_EXERCISE DIRECTIONS_.
Identify, in the records below, every line where the string "this" appears, and copy each such line.
• • • • •
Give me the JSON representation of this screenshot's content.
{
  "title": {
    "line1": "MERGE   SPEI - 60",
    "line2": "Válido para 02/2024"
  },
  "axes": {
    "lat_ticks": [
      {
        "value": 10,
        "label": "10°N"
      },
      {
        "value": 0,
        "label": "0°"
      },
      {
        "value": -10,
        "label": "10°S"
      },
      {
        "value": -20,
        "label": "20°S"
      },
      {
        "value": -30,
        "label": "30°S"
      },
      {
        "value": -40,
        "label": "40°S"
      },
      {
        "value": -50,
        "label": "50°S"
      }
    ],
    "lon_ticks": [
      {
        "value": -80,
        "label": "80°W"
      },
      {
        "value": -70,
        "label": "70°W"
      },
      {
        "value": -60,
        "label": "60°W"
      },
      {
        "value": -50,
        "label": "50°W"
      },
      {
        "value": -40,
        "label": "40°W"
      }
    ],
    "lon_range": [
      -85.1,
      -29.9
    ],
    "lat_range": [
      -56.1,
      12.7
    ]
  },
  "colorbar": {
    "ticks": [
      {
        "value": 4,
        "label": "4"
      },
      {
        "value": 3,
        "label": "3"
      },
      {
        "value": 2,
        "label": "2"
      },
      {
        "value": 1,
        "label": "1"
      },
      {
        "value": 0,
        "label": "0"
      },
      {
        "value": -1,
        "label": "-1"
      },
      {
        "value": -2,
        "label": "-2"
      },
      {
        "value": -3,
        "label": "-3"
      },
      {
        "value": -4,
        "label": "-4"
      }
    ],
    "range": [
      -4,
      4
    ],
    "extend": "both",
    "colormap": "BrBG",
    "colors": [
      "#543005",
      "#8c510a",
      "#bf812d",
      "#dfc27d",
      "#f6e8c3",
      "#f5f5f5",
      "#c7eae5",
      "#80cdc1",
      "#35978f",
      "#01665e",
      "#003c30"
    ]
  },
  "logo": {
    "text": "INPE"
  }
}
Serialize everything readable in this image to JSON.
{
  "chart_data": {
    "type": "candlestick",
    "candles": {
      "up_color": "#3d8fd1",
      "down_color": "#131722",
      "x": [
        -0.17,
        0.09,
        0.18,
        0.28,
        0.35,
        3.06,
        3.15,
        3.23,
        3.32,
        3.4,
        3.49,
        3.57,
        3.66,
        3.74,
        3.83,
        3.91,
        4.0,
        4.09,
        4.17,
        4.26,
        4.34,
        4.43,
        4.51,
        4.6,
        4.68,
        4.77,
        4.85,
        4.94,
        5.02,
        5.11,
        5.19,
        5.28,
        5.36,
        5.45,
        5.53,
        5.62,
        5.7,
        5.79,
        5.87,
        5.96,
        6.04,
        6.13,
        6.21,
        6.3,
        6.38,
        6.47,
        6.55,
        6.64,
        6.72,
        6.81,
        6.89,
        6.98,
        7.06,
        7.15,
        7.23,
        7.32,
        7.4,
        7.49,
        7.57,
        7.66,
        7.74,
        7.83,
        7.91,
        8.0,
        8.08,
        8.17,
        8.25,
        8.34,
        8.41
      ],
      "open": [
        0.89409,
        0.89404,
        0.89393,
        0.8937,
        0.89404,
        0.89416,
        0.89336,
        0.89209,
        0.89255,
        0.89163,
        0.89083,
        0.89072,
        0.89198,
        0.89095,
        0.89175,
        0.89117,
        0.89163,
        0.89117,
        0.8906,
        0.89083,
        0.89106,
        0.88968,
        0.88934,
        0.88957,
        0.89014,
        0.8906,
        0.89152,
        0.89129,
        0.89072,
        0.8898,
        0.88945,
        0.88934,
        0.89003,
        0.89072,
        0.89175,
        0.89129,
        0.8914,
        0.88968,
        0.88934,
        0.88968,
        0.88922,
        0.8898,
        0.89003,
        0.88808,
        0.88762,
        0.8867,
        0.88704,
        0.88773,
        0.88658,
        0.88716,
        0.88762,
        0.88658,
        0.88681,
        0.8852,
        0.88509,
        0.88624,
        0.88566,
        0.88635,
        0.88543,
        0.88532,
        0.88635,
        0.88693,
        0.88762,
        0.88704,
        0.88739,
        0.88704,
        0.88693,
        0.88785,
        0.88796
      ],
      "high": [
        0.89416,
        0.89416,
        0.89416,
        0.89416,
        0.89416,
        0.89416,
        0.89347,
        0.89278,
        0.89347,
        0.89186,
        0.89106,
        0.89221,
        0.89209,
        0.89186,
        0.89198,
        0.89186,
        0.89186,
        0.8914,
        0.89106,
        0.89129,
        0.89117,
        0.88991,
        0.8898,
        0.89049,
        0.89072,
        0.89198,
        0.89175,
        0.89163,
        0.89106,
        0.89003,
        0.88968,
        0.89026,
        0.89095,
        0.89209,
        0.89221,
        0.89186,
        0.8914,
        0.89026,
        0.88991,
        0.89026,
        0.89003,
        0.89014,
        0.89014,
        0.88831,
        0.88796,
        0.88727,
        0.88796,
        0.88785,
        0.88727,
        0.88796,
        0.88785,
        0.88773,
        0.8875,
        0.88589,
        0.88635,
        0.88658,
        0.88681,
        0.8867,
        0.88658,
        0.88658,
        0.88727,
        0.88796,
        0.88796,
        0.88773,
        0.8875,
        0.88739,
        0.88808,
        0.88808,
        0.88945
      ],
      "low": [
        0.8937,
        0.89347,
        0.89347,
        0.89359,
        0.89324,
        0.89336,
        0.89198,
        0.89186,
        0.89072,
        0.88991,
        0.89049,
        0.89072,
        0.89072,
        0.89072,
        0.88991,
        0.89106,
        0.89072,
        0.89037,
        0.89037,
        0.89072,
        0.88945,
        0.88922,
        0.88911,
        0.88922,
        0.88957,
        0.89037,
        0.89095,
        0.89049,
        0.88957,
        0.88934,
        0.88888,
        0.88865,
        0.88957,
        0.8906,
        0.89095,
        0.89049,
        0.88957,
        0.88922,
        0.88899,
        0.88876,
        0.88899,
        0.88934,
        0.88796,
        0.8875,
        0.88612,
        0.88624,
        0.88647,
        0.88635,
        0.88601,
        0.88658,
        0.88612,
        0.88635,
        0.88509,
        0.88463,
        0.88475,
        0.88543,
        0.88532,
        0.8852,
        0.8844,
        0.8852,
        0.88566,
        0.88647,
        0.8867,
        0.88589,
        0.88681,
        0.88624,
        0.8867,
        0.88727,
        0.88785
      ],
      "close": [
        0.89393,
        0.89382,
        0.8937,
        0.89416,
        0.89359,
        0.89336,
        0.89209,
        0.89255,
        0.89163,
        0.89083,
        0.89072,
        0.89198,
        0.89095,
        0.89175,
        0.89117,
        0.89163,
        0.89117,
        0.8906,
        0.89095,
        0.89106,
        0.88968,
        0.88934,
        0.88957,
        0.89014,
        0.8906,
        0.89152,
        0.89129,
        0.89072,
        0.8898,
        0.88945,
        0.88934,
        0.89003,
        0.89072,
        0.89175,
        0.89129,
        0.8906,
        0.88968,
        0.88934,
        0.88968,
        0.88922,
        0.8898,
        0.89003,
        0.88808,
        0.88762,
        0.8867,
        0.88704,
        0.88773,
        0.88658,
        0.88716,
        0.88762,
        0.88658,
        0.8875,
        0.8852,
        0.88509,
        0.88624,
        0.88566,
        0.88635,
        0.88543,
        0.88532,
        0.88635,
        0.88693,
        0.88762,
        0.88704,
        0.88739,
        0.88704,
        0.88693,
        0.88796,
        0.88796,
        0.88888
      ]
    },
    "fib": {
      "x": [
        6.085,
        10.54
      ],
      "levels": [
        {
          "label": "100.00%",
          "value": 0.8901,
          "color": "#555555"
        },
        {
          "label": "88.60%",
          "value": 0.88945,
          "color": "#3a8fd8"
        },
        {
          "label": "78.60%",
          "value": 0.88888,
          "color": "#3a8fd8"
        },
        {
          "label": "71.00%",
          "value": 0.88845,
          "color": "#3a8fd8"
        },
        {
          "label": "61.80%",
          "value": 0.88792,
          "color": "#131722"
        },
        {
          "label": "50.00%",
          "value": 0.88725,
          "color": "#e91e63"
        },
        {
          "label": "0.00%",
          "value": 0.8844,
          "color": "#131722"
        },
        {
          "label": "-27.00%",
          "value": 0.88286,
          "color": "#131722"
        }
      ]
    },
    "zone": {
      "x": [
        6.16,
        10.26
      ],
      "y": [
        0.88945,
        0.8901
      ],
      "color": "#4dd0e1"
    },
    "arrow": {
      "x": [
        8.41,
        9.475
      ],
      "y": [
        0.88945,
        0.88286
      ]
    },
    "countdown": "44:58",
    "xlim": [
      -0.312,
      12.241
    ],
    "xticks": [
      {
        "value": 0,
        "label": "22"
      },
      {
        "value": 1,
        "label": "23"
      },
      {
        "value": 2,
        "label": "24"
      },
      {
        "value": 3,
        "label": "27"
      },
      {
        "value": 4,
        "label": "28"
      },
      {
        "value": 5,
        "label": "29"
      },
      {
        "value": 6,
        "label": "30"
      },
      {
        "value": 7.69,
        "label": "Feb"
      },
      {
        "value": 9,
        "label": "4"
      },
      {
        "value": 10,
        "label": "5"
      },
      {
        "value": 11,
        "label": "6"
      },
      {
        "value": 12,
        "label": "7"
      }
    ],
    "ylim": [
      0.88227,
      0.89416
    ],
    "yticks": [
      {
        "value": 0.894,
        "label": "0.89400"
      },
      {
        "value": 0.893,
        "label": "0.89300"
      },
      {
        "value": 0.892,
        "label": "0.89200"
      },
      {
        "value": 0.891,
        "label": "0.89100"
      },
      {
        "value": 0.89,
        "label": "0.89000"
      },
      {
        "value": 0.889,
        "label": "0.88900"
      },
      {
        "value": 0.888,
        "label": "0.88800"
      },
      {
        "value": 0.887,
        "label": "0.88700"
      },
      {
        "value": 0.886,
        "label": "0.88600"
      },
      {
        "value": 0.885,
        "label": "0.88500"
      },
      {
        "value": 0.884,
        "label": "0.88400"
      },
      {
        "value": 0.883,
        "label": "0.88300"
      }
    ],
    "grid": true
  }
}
• • • • •
_FULL ANSWER_.
Give me the JSON representation of this screenshot's content.
Serialize everything readable in this image to JSON.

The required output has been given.